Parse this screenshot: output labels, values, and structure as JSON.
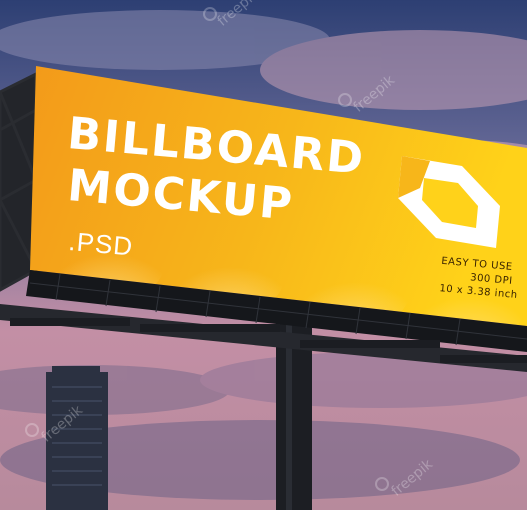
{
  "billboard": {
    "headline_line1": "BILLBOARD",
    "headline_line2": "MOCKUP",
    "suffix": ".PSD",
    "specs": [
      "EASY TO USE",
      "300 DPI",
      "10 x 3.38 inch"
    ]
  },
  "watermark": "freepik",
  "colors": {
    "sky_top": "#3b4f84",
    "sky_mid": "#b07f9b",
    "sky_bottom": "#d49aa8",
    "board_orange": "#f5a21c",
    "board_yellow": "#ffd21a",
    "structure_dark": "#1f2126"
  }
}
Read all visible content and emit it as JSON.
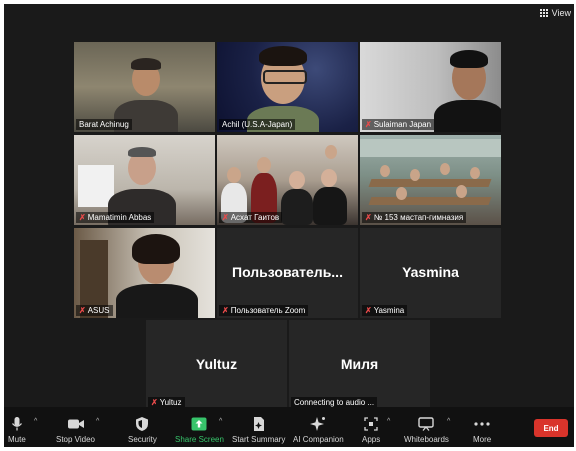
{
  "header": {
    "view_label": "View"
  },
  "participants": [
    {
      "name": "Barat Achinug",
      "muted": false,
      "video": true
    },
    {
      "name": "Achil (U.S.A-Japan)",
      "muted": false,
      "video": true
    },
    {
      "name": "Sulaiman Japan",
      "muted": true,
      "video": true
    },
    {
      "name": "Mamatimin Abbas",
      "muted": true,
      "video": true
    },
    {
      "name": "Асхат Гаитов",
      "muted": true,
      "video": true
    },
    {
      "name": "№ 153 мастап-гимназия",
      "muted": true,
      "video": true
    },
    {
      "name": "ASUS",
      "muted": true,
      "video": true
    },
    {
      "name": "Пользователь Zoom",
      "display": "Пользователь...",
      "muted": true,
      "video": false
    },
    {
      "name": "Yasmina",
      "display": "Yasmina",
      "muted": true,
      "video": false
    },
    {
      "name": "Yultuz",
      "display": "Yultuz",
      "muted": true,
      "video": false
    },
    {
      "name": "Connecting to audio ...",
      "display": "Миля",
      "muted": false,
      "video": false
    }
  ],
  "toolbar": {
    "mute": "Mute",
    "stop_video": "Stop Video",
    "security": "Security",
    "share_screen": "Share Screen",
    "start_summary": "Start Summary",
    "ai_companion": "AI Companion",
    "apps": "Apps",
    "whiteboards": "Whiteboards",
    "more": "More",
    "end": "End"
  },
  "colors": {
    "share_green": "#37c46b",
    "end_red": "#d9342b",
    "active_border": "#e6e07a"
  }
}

● ● ●

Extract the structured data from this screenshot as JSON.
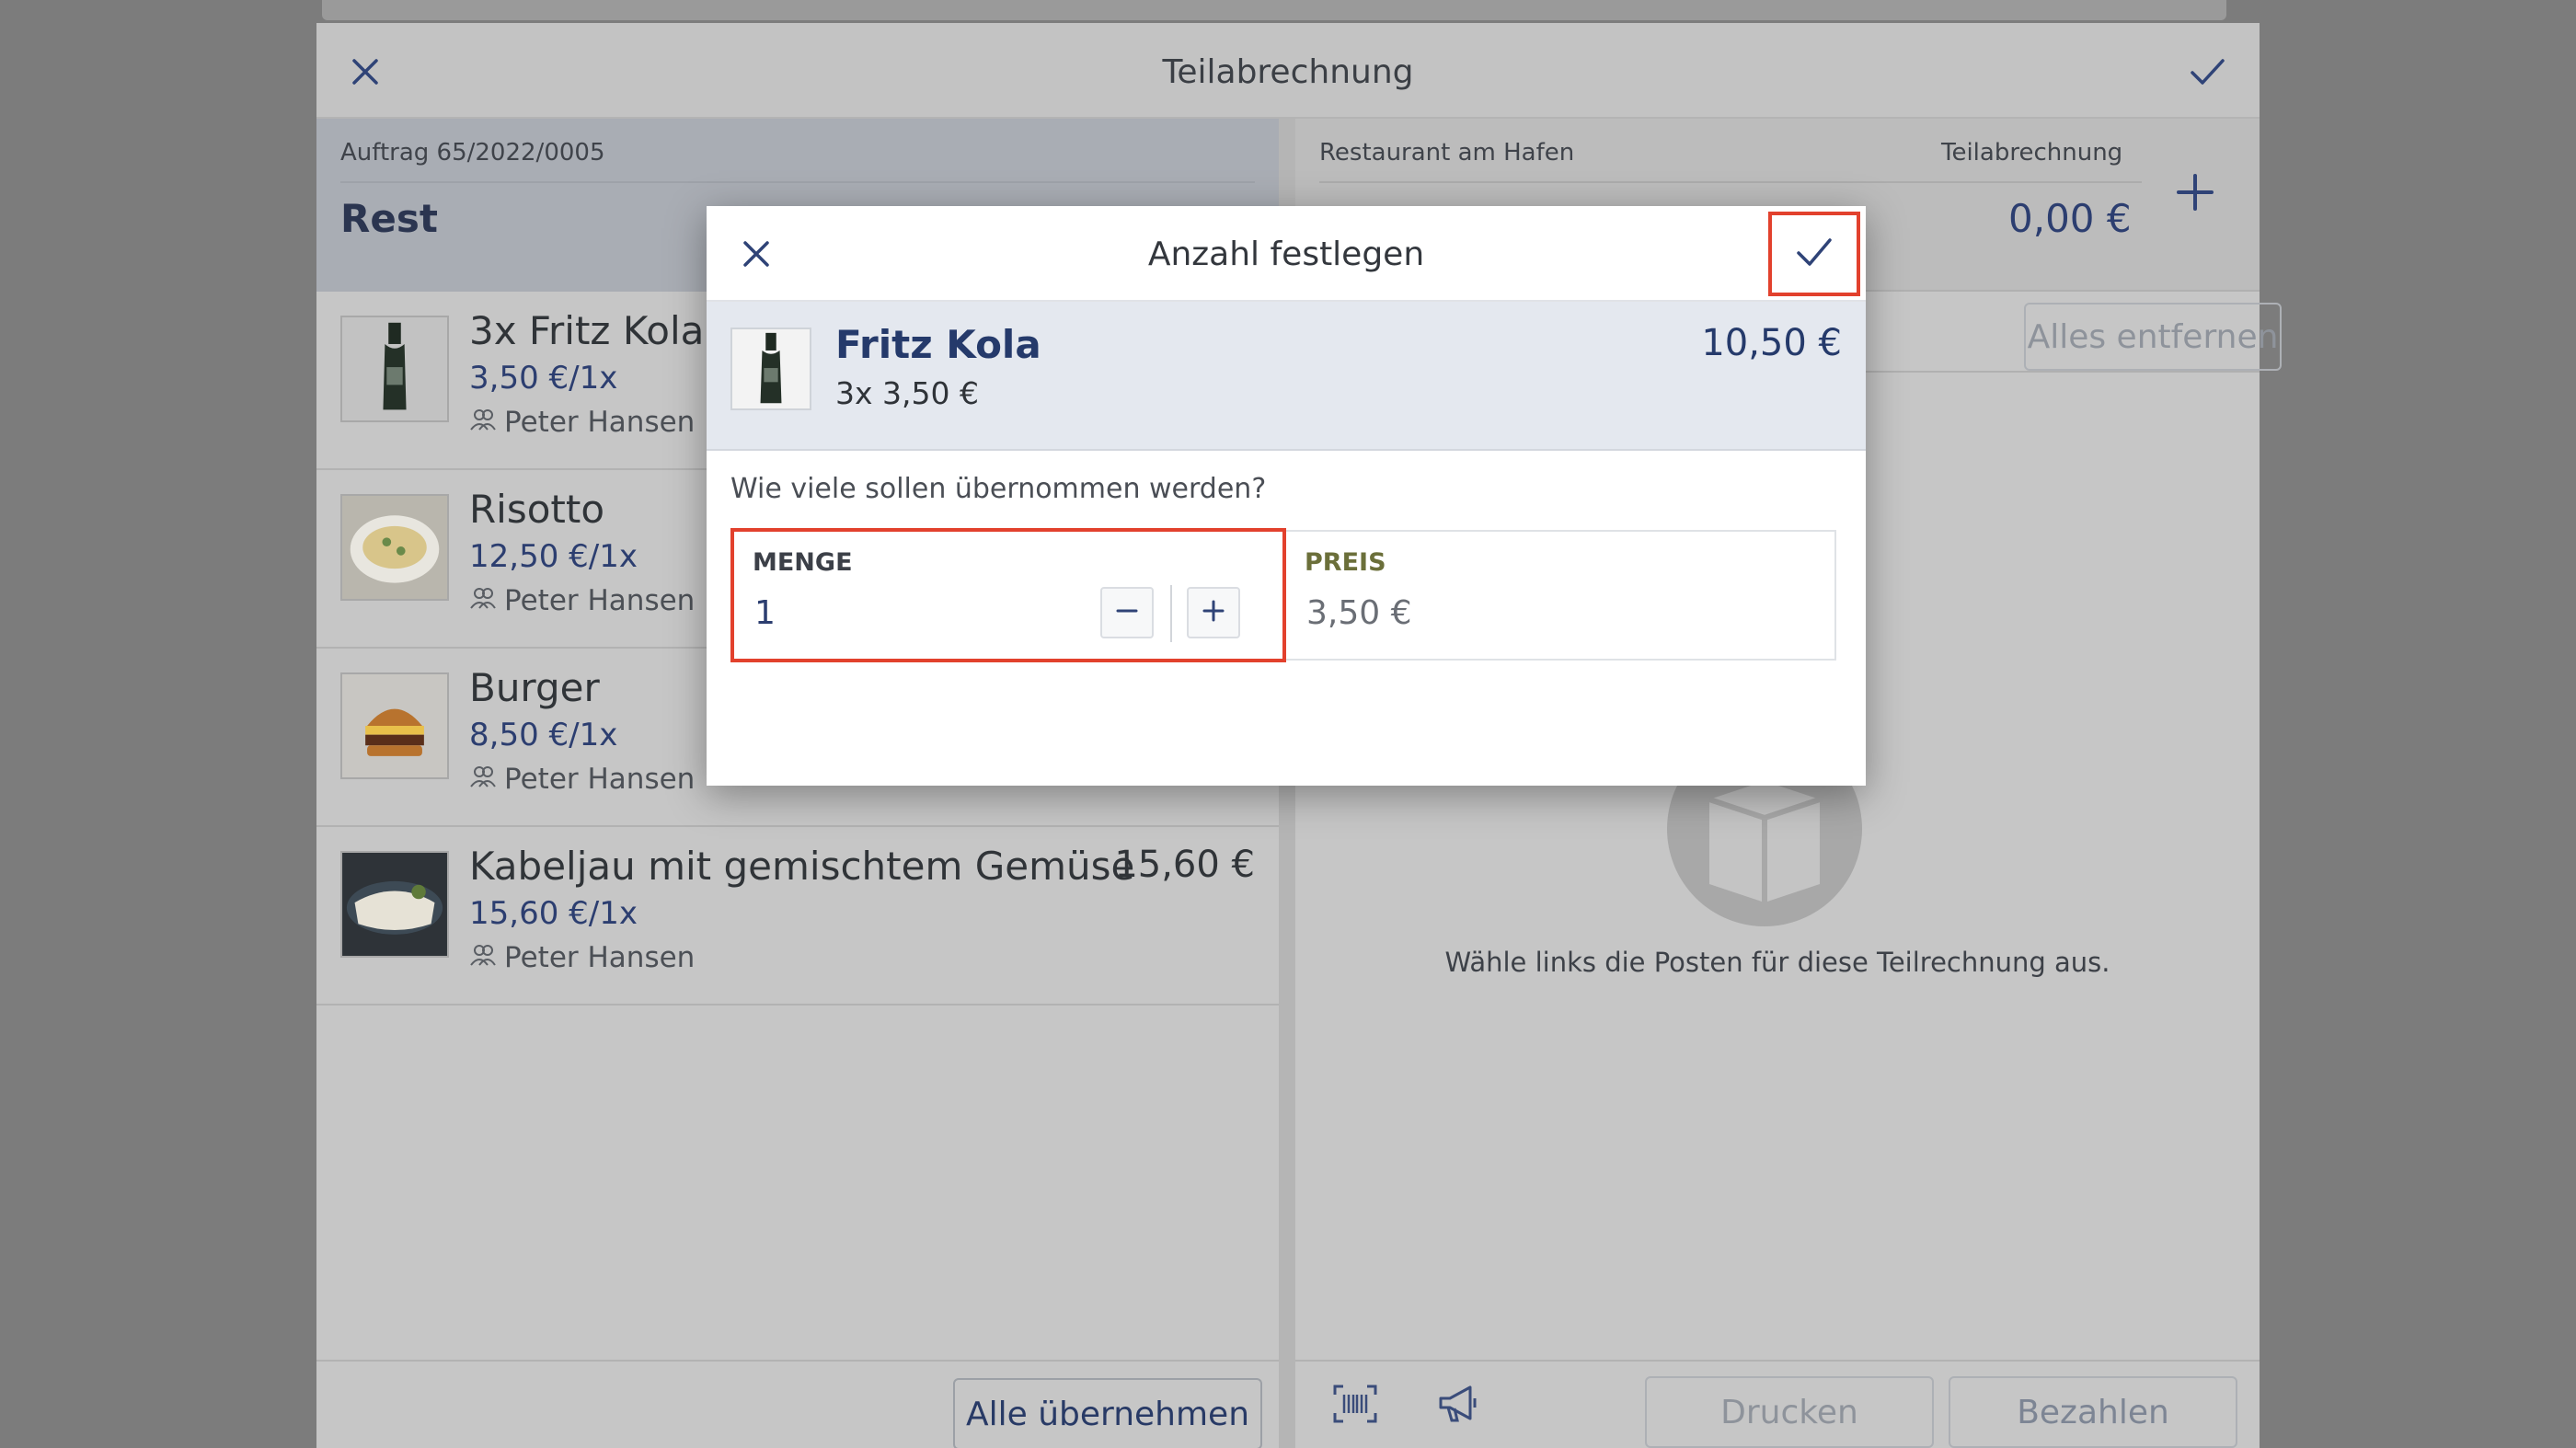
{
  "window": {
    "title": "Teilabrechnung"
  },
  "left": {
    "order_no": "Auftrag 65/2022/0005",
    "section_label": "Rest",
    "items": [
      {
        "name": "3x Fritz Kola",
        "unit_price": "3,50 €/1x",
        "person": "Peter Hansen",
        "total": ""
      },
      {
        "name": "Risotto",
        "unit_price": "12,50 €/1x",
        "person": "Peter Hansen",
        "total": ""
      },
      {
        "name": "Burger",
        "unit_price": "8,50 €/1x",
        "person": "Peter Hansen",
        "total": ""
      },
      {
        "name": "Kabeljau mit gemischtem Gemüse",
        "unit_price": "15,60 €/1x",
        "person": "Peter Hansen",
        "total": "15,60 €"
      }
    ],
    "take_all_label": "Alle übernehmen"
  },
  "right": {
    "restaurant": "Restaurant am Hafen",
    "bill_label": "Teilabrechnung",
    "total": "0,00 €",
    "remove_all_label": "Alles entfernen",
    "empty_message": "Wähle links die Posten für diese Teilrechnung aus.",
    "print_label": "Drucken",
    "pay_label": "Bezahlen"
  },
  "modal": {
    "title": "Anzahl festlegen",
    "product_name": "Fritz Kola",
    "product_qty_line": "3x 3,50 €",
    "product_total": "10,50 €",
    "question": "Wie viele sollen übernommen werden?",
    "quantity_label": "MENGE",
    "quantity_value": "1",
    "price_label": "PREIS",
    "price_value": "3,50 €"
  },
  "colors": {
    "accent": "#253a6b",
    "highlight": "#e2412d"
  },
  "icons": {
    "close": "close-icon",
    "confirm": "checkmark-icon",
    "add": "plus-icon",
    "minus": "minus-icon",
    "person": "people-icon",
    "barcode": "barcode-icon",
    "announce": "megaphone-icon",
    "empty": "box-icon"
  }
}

● ● ●

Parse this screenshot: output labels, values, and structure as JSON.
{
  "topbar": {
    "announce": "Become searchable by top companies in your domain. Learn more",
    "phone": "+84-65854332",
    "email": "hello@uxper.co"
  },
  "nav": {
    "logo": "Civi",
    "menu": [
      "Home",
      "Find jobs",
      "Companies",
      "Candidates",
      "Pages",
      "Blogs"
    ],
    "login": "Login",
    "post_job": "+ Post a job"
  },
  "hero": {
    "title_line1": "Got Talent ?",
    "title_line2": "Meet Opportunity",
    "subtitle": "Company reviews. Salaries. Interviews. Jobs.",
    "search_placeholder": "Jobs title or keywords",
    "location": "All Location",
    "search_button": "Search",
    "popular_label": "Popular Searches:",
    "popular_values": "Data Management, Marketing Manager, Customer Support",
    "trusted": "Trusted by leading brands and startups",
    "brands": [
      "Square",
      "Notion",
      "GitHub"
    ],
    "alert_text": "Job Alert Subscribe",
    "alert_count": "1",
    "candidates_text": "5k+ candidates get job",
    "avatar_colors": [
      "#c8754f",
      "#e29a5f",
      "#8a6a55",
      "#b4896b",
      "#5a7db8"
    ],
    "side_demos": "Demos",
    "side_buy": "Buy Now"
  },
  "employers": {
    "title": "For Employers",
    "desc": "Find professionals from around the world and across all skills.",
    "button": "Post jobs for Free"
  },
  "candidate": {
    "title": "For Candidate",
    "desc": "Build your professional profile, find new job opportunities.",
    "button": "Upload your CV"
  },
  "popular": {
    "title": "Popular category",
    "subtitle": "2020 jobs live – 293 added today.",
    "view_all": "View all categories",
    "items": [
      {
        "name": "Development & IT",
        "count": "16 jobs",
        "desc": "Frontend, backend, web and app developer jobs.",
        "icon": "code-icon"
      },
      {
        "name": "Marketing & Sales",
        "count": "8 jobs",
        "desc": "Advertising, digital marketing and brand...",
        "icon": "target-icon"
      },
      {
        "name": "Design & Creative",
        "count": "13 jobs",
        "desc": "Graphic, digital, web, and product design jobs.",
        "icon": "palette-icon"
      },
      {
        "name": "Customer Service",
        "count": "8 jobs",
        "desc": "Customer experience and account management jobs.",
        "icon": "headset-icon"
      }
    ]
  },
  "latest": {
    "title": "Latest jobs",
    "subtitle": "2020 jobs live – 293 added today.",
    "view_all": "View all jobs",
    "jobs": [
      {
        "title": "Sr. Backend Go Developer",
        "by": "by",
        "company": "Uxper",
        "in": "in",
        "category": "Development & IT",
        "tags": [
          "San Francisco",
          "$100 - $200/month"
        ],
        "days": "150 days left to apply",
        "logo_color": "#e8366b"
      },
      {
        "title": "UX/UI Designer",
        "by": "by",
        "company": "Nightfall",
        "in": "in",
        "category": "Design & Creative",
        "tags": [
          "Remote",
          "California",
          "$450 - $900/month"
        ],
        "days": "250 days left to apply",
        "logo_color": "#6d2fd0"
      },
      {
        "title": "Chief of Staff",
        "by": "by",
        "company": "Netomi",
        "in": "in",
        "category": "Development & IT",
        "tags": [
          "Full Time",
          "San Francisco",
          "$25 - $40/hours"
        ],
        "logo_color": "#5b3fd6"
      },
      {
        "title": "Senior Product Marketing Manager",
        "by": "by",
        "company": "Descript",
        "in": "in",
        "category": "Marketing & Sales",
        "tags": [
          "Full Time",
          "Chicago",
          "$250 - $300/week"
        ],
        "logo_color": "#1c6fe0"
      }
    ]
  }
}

● ● ●

■ **WRITTEN INSTRUCTION**: Copy each line of the records containing the string "Teilabrechnung".

■ **FINAL RESULT**:
    "title": "Teilabrechnung"
    "bill_label": "Teilabrechnung",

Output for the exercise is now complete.